- Request:
Give back every line exactly as it appears, pictures excluded.

- Supplied material:
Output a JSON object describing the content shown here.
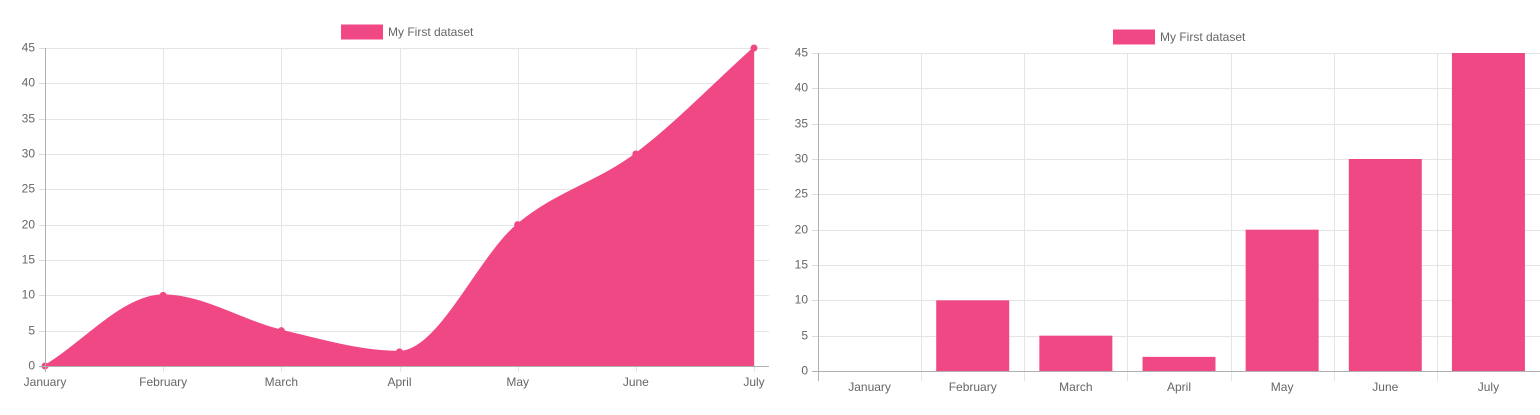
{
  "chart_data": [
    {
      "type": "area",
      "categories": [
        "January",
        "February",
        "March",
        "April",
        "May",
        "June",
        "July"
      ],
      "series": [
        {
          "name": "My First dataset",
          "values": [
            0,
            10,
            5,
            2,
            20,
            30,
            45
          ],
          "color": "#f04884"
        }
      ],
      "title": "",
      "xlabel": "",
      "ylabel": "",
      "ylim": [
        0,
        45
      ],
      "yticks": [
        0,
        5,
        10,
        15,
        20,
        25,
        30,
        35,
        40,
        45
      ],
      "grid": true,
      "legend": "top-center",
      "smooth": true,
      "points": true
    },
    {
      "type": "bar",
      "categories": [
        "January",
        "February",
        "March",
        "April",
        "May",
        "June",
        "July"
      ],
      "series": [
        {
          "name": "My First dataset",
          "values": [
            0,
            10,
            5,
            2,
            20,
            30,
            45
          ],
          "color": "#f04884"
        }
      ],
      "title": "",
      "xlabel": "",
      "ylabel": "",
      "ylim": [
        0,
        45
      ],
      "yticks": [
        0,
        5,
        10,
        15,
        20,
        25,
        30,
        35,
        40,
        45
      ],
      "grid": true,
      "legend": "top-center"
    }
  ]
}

- Output below:
Output a JSON object describing the content shown here.
{
  "chart_data": [
    {
      "type": "area",
      "categories": [
        "January",
        "February",
        "March",
        "April",
        "May",
        "June",
        "July"
      ],
      "series": [
        {
          "name": "My First dataset",
          "values": [
            0,
            10,
            5,
            2,
            20,
            30,
            45
          ],
          "color": "#f04884"
        }
      ],
      "title": "",
      "xlabel": "",
      "ylabel": "",
      "ylim": [
        0,
        45
      ],
      "yticks": [
        0,
        5,
        10,
        15,
        20,
        25,
        30,
        35,
        40,
        45
      ],
      "grid": true,
      "legend": "top-center",
      "smooth": true,
      "points": true
    },
    {
      "type": "bar",
      "categories": [
        "January",
        "February",
        "March",
        "April",
        "May",
        "June",
        "July"
      ],
      "series": [
        {
          "name": "My First dataset",
          "values": [
            0,
            10,
            5,
            2,
            20,
            30,
            45
          ],
          "color": "#f04884"
        }
      ],
      "title": "",
      "xlabel": "",
      "ylabel": "",
      "ylim": [
        0,
        45
      ],
      "yticks": [
        0,
        5,
        10,
        15,
        20,
        25,
        30,
        35,
        40,
        45
      ],
      "grid": true,
      "legend": "top-center"
    }
  ]
}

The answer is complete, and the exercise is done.